*EXERCISE TASK:*
Every entry below must be repeated exactly; skip the pictures.

(Data items)
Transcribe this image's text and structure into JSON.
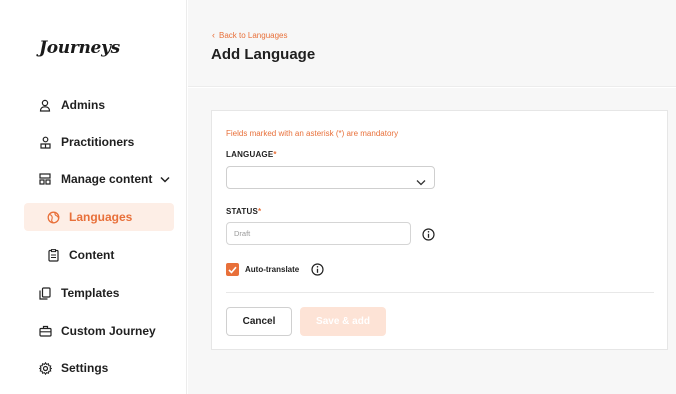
{
  "brand": {
    "logo_text": "Journeys",
    "accent_color": "#e8703a"
  },
  "sidebar": {
    "items": [
      {
        "label": "Admins",
        "icon": "user-icon"
      },
      {
        "label": "Practitioners",
        "icon": "users-icon"
      },
      {
        "label": "Manage content",
        "icon": "content-grid-icon",
        "expanded": true
      },
      {
        "label": "Languages",
        "icon": "globe-icon",
        "active": true
      },
      {
        "label": "Content",
        "icon": "document-icon"
      },
      {
        "label": "Templates",
        "icon": "templates-icon"
      },
      {
        "label": "Custom Journey",
        "icon": "briefcase-icon"
      },
      {
        "label": "Settings",
        "icon": "gear-icon"
      }
    ]
  },
  "header": {
    "back_link": "Back to Languages",
    "title": "Add Language"
  },
  "form": {
    "mandatory_note": "Fields marked with an asterisk (*) are mandatory",
    "language": {
      "label": "LANGUAGE",
      "required_mark": "*",
      "value": ""
    },
    "status": {
      "label": "STATUS",
      "required_mark": "*",
      "value": "Draft"
    },
    "auto_translate": {
      "label": "Auto-translate",
      "checked": true
    },
    "cancel_label": "Cancel",
    "save_label": "Save & add"
  }
}
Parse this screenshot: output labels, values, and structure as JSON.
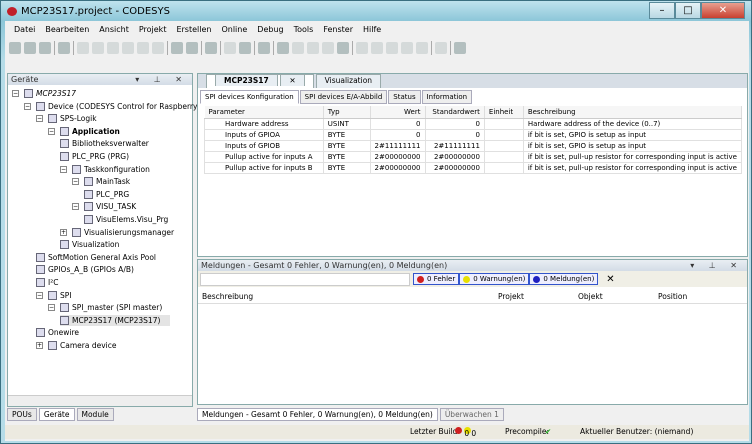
{
  "window": {
    "title": "MCP23S17.project - CODESYS",
    "controls": [
      "–",
      "□",
      "✕"
    ]
  },
  "menu": [
    "Datei",
    "Bearbeiten",
    "Ansicht",
    "Projekt",
    "Erstellen",
    "Online",
    "Debug",
    "Tools",
    "Fenster",
    "Hilfe"
  ],
  "devices_panel": {
    "title": "Geräte",
    "controls": "▾ ⊥ ✕",
    "tree": [
      {
        "label": "MCP23S17",
        "level": 0,
        "expander": "−",
        "italic": true
      },
      {
        "label": "Device (CODESYS Control for Raspberry Pi)",
        "level": 1,
        "expander": "−"
      },
      {
        "label": "SPS-Logik",
        "level": 2,
        "expander": "−"
      },
      {
        "label": "Application",
        "level": 3,
        "expander": "−",
        "bold": true
      },
      {
        "label": "Bibliotheksverwalter",
        "level": 4
      },
      {
        "label": "PLC_PRG (PRG)",
        "level": 4
      },
      {
        "label": "Taskkonfiguration",
        "level": 4,
        "expander": "−"
      },
      {
        "label": "MainTask",
        "level": 5,
        "expander": "−"
      },
      {
        "label": "PLC_PRG",
        "level": 6
      },
      {
        "label": "VISU_TASK",
        "level": 5,
        "expander": "−"
      },
      {
        "label": "VisuElems.Visu_Prg",
        "level": 6
      },
      {
        "label": "Visualisierungsmanager",
        "level": 4,
        "expander": "+"
      },
      {
        "label": "Visualization",
        "level": 4
      },
      {
        "label": "SoftMotion General Axis Pool",
        "level": 2
      },
      {
        "label": "GPIOs_A_B (GPIOs A/B)",
        "level": 2
      },
      {
        "label": "I²C",
        "level": 2
      },
      {
        "label": "SPI",
        "level": 2,
        "expander": "−"
      },
      {
        "label": "SPI_master (SPI master)",
        "level": 3,
        "expander": "−"
      },
      {
        "label": "MCP23S17 (MCP23S17)",
        "level": 4,
        "selected": true
      },
      {
        "label": "Onewire",
        "level": 2
      },
      {
        "label": "Camera device",
        "level": 2,
        "expander": "+"
      }
    ],
    "tabs": [
      "POUs",
      "Geräte",
      "Module"
    ],
    "active_tab": "Geräte"
  },
  "editor": {
    "tabs": [
      "MCP23S17",
      "Visualization"
    ],
    "close": "✕",
    "subtabs": [
      "SPI devices Konfiguration",
      "SPI devices E/A-Abbild",
      "Status",
      "Information"
    ],
    "columns": [
      "Parameter",
      "Typ",
      "Wert",
      "Standardwert",
      "Einheit",
      "Beschreibung"
    ],
    "rows": [
      [
        "Hardware address",
        "USINT",
        "0",
        "0",
        "",
        "Hardware address of the device (0..7)"
      ],
      [
        "Inputs of GPIOA",
        "BYTE",
        "0",
        "0",
        "",
        "if bit is set, GPIO is setup as input"
      ],
      [
        "Inputs of GPIOB",
        "BYTE",
        "2#11111111",
        "2#11111111",
        "",
        "if bit is set, GPIO is setup as input"
      ],
      [
        "Pullup active for inputs A",
        "BYTE",
        "2#00000000",
        "2#00000000",
        "",
        "if bit is set, pull-up resistor for corresponding input is active"
      ],
      [
        "Pullup active for inputs B",
        "BYTE",
        "2#00000000",
        "2#00000000",
        "",
        "if bit is set, pull-up resistor for corresponding input is active"
      ]
    ]
  },
  "messages": {
    "title": "Meldungen - Gesamt 0 Fehler, 0 Warnung(en), 0 Meldung(en)",
    "controls": "▾ ⊥ ✕",
    "errors": "0 Fehler",
    "warnings": "0 Warnung(en)",
    "infos": "0 Meldung(en)",
    "clear": "✕",
    "columns": [
      "Beschreibung",
      "Projekt",
      "Objekt",
      "Position"
    ]
  },
  "bottom_tabs": [
    "Meldungen - Gesamt 0 Fehler, 0 Warnung(en), 0 Meldung(en)",
    "Überwachen 1"
  ],
  "status": {
    "last_build": "Letzter Build",
    "errors": "0",
    "warnings": "0",
    "precompile": "Precompile:",
    "precompile_ok": "✔",
    "user": "Aktueller Benutzer: (niemand)"
  },
  "colors": {
    "error": "#d02020",
    "warning": "#e8e000",
    "info": "#2020c0",
    "accent": "#3355cc"
  }
}
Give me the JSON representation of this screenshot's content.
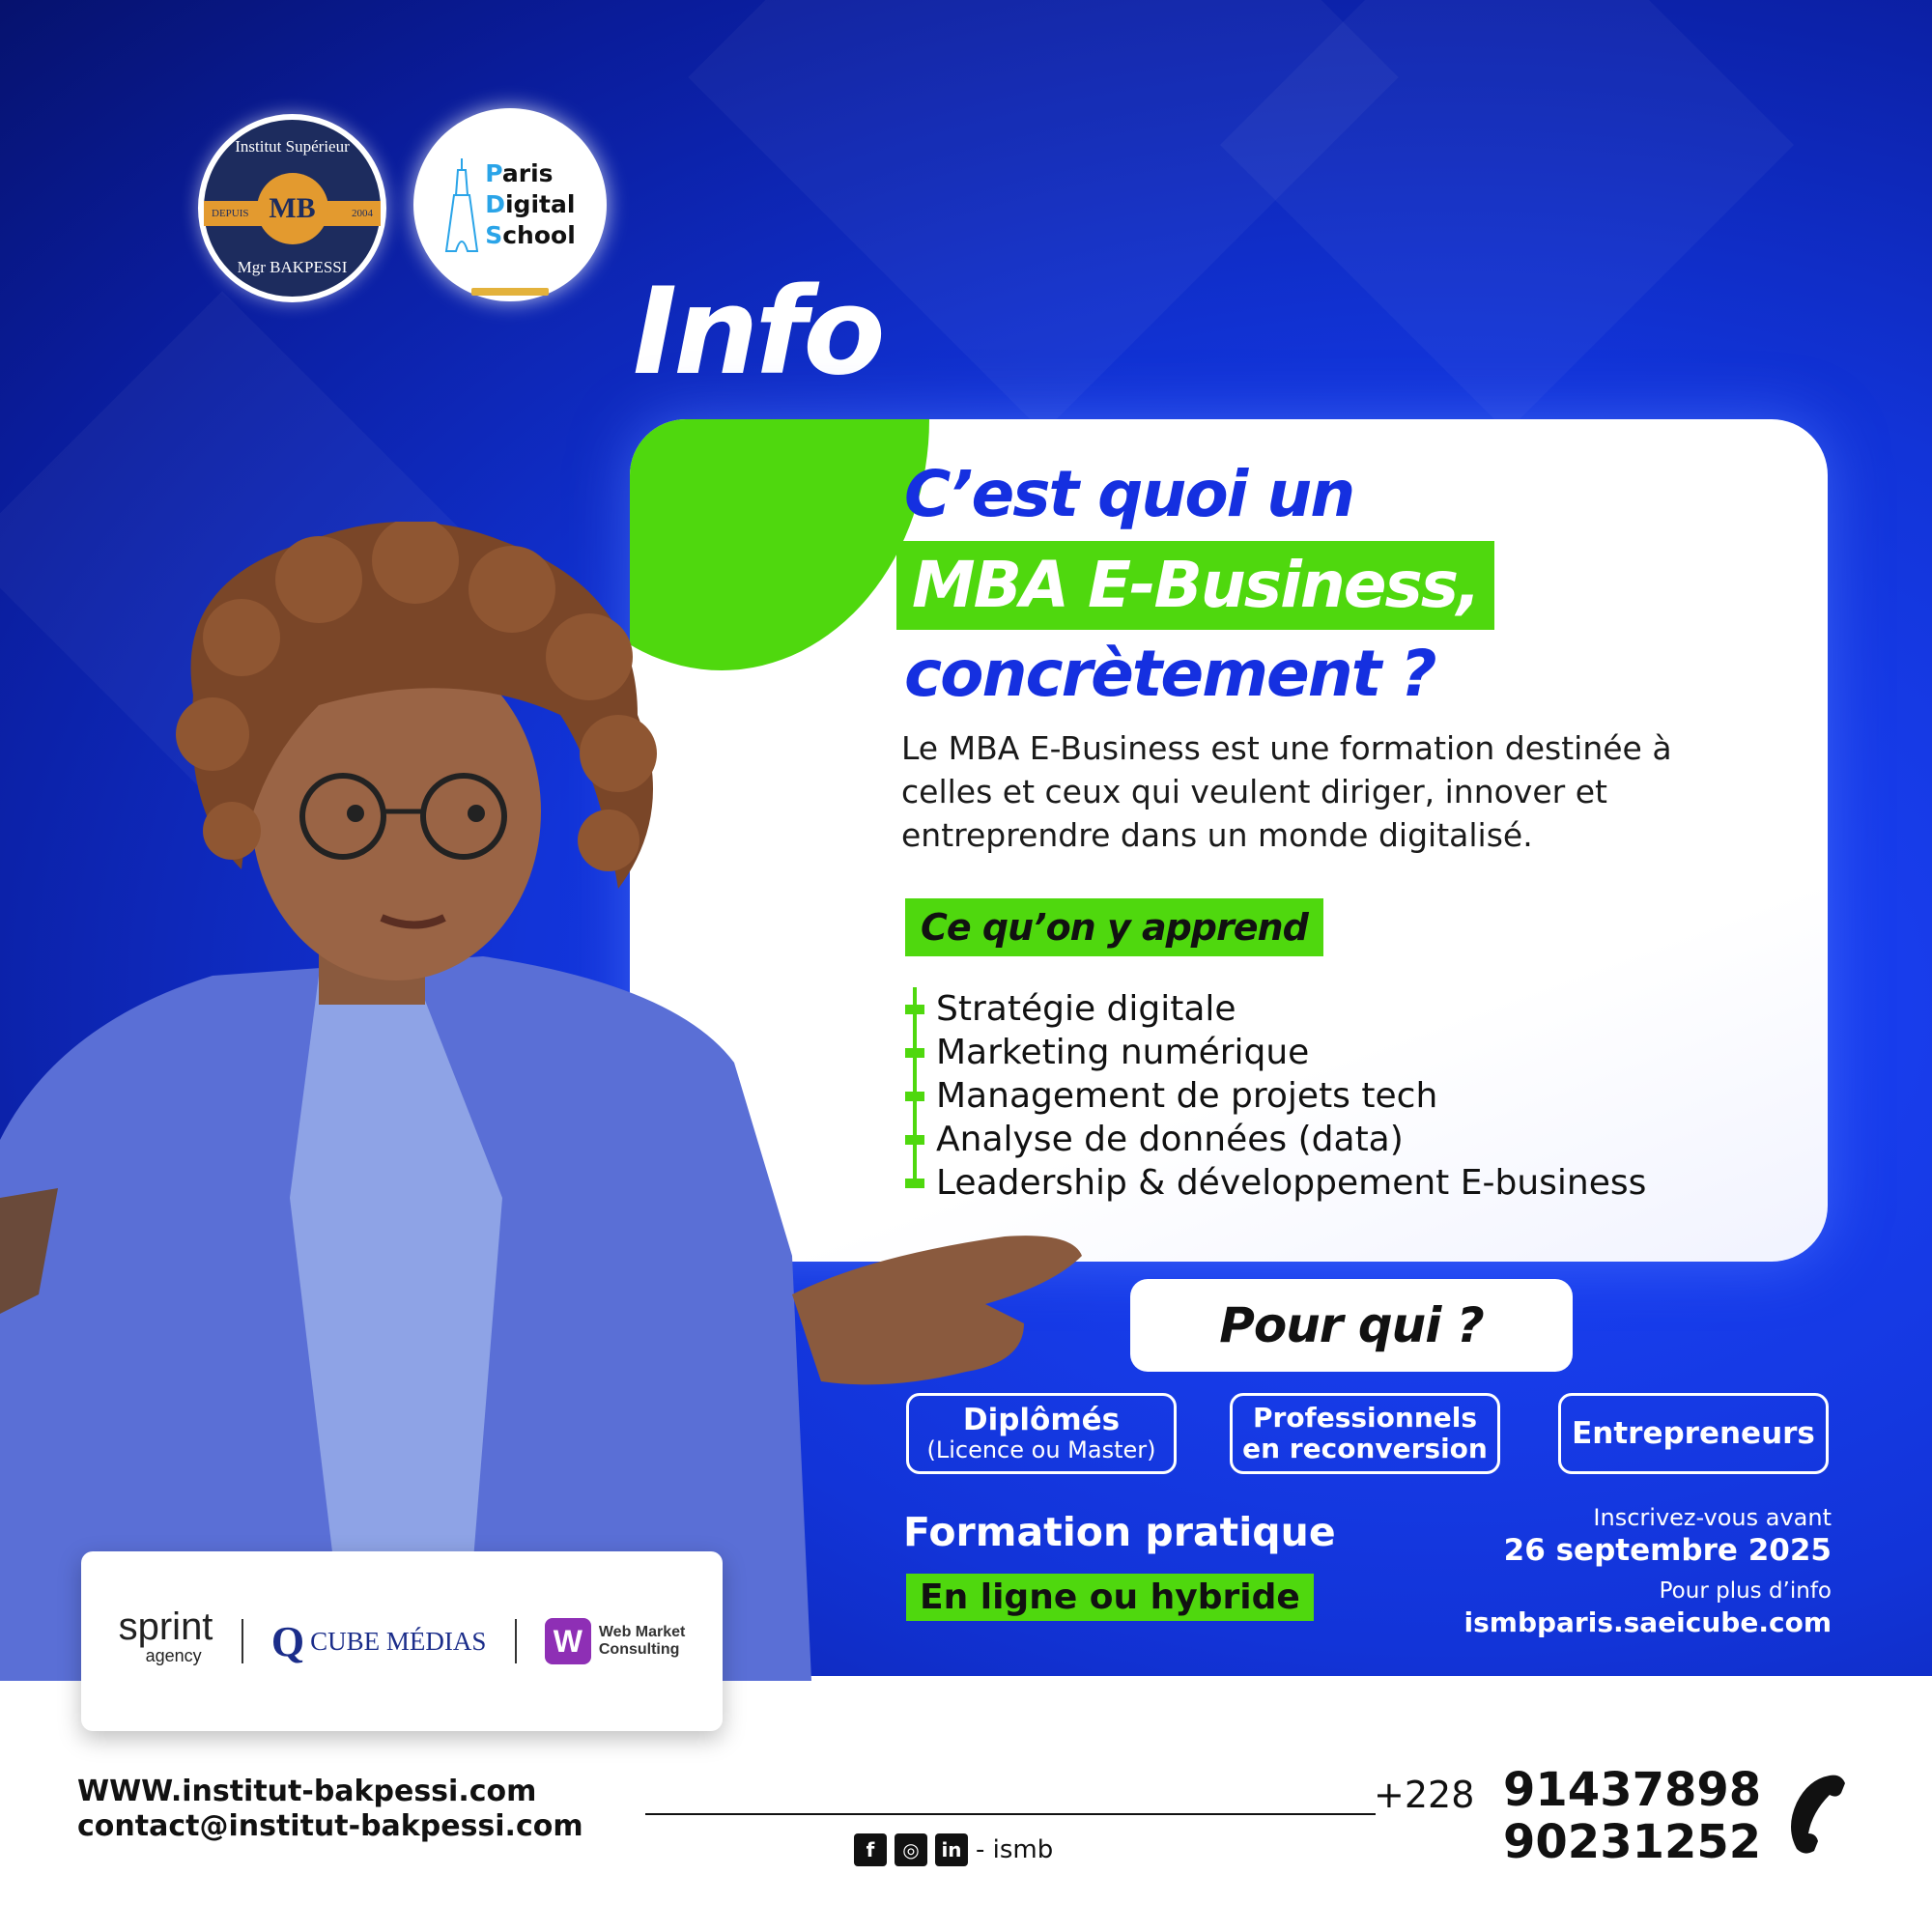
{
  "logos": {
    "ismb": {
      "ring_top": "Institut Supérieur",
      "ring_bottom": "Mgr BAKPESSI",
      "left": "DEPUIS",
      "right": "2004",
      "monogram": "MB"
    },
    "pds": {
      "line1_first": "P",
      "line1_rest": "aris",
      "line2_first": "D",
      "line2_rest": "igital",
      "line3_first": "S",
      "line3_rest": "chool"
    }
  },
  "title": "Info",
  "headline": {
    "line1": "C’est quoi un",
    "line2": "MBA E-Business,",
    "line3": "concrètement ?"
  },
  "description": "Le MBA E-Business est une formation destinée à celles et ceux qui veulent diriger, innover et entreprendre dans un monde digitalisé.",
  "learn": {
    "heading": "Ce qu’on y apprend",
    "items": [
      "Stratégie digitale",
      "Marketing numérique",
      "Management de projets tech",
      "Analyse de données (data)",
      "Leadership & développement E-business"
    ]
  },
  "audience": {
    "heading": "Pour qui ?",
    "groups": [
      {
        "title": "Diplômés",
        "subtitle": "(Licence ou Master)"
      },
      {
        "title": "Professionnels",
        "subtitle": "en reconversion"
      },
      {
        "title": "Entrepreneurs"
      }
    ]
  },
  "formation": {
    "label": "Formation pratique",
    "mode": "En ligne ou hybride"
  },
  "deadline": {
    "intro": "Inscrivez-vous avant",
    "date": "26 septembre 2025",
    "info_label": "Pour plus d’info",
    "site": "ismbparis.saeicube.com"
  },
  "partners": {
    "sprint": {
      "name": "sprint",
      "sub": "agency"
    },
    "cube": {
      "name": "CUBE MÉDIAS"
    },
    "wmc": {
      "line1": "Web Market",
      "line2": "Consulting"
    }
  },
  "footer": {
    "website": "WWW.institut-bakpessi.com",
    "email": "contact@institut-bakpessi.com",
    "social_handle": "- ismb",
    "phone_code": "+228",
    "phone1": "91437898",
    "phone2": "90231252"
  },
  "colors": {
    "brand_blue": "#1530e0",
    "accent_green": "#4fd80e"
  }
}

*ANSWER BELOW:*
Transcribe this image's text and structure into JSON.
{
  "brand": {
    "logo_text": "Journeys",
    "accent_color": "#e8703a"
  },
  "sidebar": {
    "items": [
      {
        "label": "Admins",
        "icon": "user-icon"
      },
      {
        "label": "Practitioners",
        "icon": "users-icon"
      },
      {
        "label": "Manage content",
        "icon": "content-grid-icon",
        "expanded": true
      },
      {
        "label": "Languages",
        "icon": "globe-icon",
        "active": true
      },
      {
        "label": "Content",
        "icon": "document-icon"
      },
      {
        "label": "Templates",
        "icon": "templates-icon"
      },
      {
        "label": "Custom Journey",
        "icon": "briefcase-icon"
      },
      {
        "label": "Settings",
        "icon": "gear-icon"
      }
    ]
  },
  "header": {
    "back_link": "Back to Languages",
    "title": "Add Language"
  },
  "form": {
    "mandatory_note": "Fields marked with an asterisk (*) are mandatory",
    "language": {
      "label": "LANGUAGE",
      "required_mark": "*",
      "value": ""
    },
    "status": {
      "label": "STATUS",
      "required_mark": "*",
      "value": "Draft"
    },
    "auto_translate": {
      "label": "Auto-translate",
      "checked": true
    },
    "cancel_label": "Cancel",
    "save_label": "Save & add"
  }
}
Parse this screenshot: output labels, values, and structure as JSON.
{
  "window": {
    "title": "MCP23S17.project - CODESYS",
    "controls": [
      "–",
      "□",
      "✕"
    ]
  },
  "menu": [
    "Datei",
    "Bearbeiten",
    "Ansicht",
    "Projekt",
    "Erstellen",
    "Online",
    "Debug",
    "Tools",
    "Fenster",
    "Hilfe"
  ],
  "devices_panel": {
    "title": "Geräte",
    "controls": "▾ ⊥ ✕",
    "tree": [
      {
        "label": "MCP23S17",
        "level": 0,
        "expander": "−",
        "italic": true
      },
      {
        "label": "Device (CODESYS Control for Raspberry Pi)",
        "level": 1,
        "expander": "−"
      },
      {
        "label": "SPS-Logik",
        "level": 2,
        "expander": "−"
      },
      {
        "label": "Application",
        "level": 3,
        "expander": "−",
        "bold": true
      },
      {
        "label": "Bibliotheksverwalter",
        "level": 4
      },
      {
        "label": "PLC_PRG (PRG)",
        "level": 4
      },
      {
        "label": "Taskkonfiguration",
        "level": 4,
        "expander": "−"
      },
      {
        "label": "MainTask",
        "level": 5,
        "expander": "−"
      },
      {
        "label": "PLC_PRG",
        "level": 6
      },
      {
        "label": "VISU_TASK",
        "level": 5,
        "expander": "−"
      },
      {
        "label": "VisuElems.Visu_Prg",
        "level": 6
      },
      {
        "label": "Visualisierungsmanager",
        "level": 4,
        "expander": "+"
      },
      {
        "label": "Visualization",
        "level": 4
      },
      {
        "label": "SoftMotion General Axis Pool",
        "level": 2
      },
      {
        "label": "GPIOs_A_B (GPIOs A/B)",
        "level": 2
      },
      {
        "label": "I²C",
        "level": 2
      },
      {
        "label": "SPI",
        "level": 2,
        "expander": "−"
      },
      {
        "label": "SPI_master (SPI master)",
        "level": 3,
        "expander": "−"
      },
      {
        "label": "MCP23S17 (MCP23S17)",
        "level": 4,
        "selected": true
      },
      {
        "label": "Onewire",
        "level": 2
      },
      {
        "label": "Camera device",
        "level": 2,
        "expander": "+"
      }
    ],
    "tabs": [
      "POUs",
      "Geräte",
      "Module"
    ],
    "active_tab": "Geräte"
  },
  "editor": {
    "tabs": [
      "MCP23S17",
      "Visualization"
    ],
    "close": "✕",
    "subtabs": [
      "SPI devices Konfiguration",
      "SPI devices E/A-Abbild",
      "Status",
      "Information"
    ],
    "columns": [
      "Parameter",
      "Typ",
      "Wert",
      "Standardwert",
      "Einheit",
      "Beschreibung"
    ],
    "rows": [
      [
        "Hardware address",
        "USINT",
        "0",
        "0",
        "",
        "Hardware address of the device (0..7)"
      ],
      [
        "Inputs of GPIOA",
        "BYTE",
        "0",
        "0",
        "",
        "if bit is set, GPIO is setup as input"
      ],
      [
        "Inputs of GPIOB",
        "BYTE",
        "2#11111111",
        "2#11111111",
        "",
        "if bit is set, GPIO is setup as input"
      ],
      [
        "Pullup active for inputs A",
        "BYTE",
        "2#00000000",
        "2#00000000",
        "",
        "if bit is set, pull-up resistor for corresponding input is active"
      ],
      [
        "Pullup active for inputs B",
        "BYTE",
        "2#00000000",
        "2#00000000",
        "",
        "if bit is set, pull-up resistor for corresponding input is active"
      ]
    ]
  },
  "messages": {
    "title": "Meldungen - Gesamt 0 Fehler, 0 Warnung(en), 0 Meldung(en)",
    "controls": "▾ ⊥ ✕",
    "errors": "0 Fehler",
    "warnings": "0 Warnung(en)",
    "infos": "0 Meldung(en)",
    "clear": "✕",
    "columns": [
      "Beschreibung",
      "Projekt",
      "Objekt",
      "Position"
    ]
  },
  "bottom_tabs": [
    "Meldungen - Gesamt 0 Fehler, 0 Warnung(en), 0 Meldung(en)",
    "Überwachen 1"
  ],
  "status": {
    "last_build": "Letzter Build",
    "errors": "0",
    "warnings": "0",
    "precompile": "Precompile:",
    "precompile_ok": "✔",
    "user": "Aktueller Benutzer: (niemand)"
  },
  "colors": {
    "error": "#d02020",
    "warning": "#e8e000",
    "info": "#2020c0",
    "accent": "#3355cc"
  }
}
Give me the JSON representation of this screenshot's content.
{
  "logos": {
    "ismb": {
      "ring_top": "Institut Supérieur",
      "ring_bottom": "Mgr BAKPESSI",
      "left": "DEPUIS",
      "right": "2004",
      "monogram": "MB"
    },
    "pds": {
      "line1_first": "P",
      "line1_rest": "aris",
      "line2_first": "D",
      "line2_rest": "igital",
      "line3_first": "S",
      "line3_rest": "chool"
    }
  },
  "title": "Info",
  "headline": {
    "line1": "C’est quoi un",
    "line2": "MBA E-Business,",
    "line3": "concrètement ?"
  },
  "description": "Le MBA E-Business est une formation destinée à celles et ceux qui veulent diriger, innover et entreprendre dans un monde digitalisé.",
  "learn": {
    "heading": "Ce qu’on y apprend",
    "items": [
      "Stratégie digitale",
      "Marketing numérique",
      "Management de projets tech",
      "Analyse de données (data)",
      "Leadership & développement E-business"
    ]
  },
  "audience": {
    "heading": "Pour qui ?",
    "groups": [
      {
        "title": "Diplômés",
        "subtitle": "(Licence ou Master)"
      },
      {
        "title": "Professionnels",
        "subtitle": "en reconversion"
      },
      {
        "title": "Entrepreneurs"
      }
    ]
  },
  "formation": {
    "label": "Formation pratique",
    "mode": "En ligne ou hybride"
  },
  "deadline": {
    "intro": "Inscrivez-vous avant",
    "date": "26 septembre 2025",
    "info_label": "Pour plus d’info",
    "site": "ismbparis.saeicube.com"
  },
  "partners": {
    "sprint": {
      "name": "sprint",
      "sub": "agency"
    },
    "cube": {
      "name": "CUBE MÉDIAS"
    },
    "wmc": {
      "line1": "Web Market",
      "line2": "Consulting"
    }
  },
  "footer": {
    "website": "WWW.institut-bakpessi.com",
    "email": "contact@institut-bakpessi.com",
    "social_handle": "- ismb",
    "phone_code": "+228",
    "phone1": "91437898",
    "phone2": "90231252"
  },
  "colors": {
    "brand_blue": "#1530e0",
    "accent_green": "#4fd80e"
  }
}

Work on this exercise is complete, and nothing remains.